▶ _Supplied entries_:
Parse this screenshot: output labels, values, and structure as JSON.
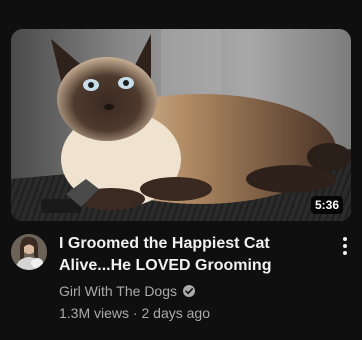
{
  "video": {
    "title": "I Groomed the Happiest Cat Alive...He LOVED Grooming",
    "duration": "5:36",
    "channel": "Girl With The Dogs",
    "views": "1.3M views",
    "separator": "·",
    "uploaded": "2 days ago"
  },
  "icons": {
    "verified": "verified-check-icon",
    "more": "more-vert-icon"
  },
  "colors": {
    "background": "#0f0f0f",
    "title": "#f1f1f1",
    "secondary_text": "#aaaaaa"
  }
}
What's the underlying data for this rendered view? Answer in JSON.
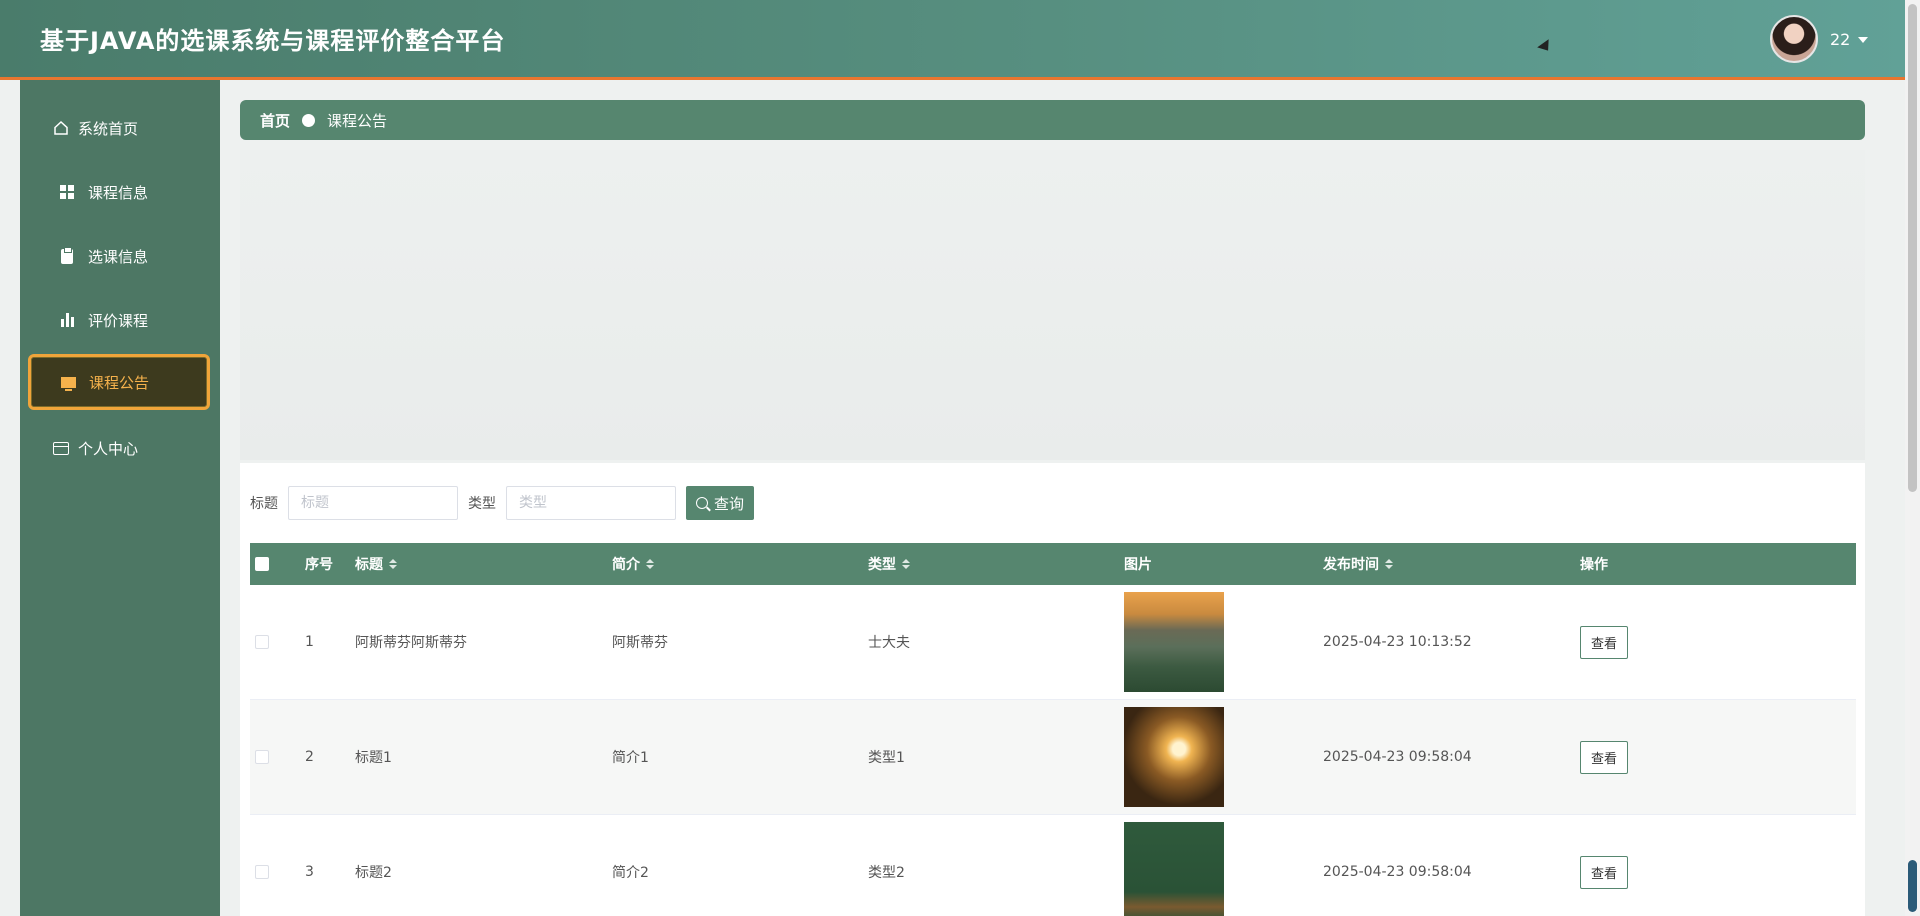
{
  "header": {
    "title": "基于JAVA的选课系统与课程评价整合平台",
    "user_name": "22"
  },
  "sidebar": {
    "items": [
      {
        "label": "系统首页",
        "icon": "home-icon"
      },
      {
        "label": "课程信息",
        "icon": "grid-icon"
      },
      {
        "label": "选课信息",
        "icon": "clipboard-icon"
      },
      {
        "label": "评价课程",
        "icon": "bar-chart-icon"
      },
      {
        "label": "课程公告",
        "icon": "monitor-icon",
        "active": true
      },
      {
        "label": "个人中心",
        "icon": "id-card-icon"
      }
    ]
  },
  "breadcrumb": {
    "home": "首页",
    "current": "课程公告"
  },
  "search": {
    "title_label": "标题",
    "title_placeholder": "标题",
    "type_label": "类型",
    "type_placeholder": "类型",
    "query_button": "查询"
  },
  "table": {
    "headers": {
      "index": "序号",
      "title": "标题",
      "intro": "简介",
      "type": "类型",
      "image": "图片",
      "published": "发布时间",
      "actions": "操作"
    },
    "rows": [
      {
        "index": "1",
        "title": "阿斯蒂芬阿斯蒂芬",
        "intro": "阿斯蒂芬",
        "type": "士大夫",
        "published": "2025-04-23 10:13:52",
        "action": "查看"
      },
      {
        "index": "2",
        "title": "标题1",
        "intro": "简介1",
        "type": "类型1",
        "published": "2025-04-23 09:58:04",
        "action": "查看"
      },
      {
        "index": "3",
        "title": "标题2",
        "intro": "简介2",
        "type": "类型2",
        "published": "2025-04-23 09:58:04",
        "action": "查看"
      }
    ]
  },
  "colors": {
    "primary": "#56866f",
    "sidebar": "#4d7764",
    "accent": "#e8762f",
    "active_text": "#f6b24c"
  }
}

▶ _Problem description_: Locate each line containing the string "published" and show it.

▶ _Final result_:
      "published": "发布时间",
        "published": "2025-04-23 10:13:52",
        "published": "2025-04-23 09:58:04",
        "published": "2025-04-23 09:58:04",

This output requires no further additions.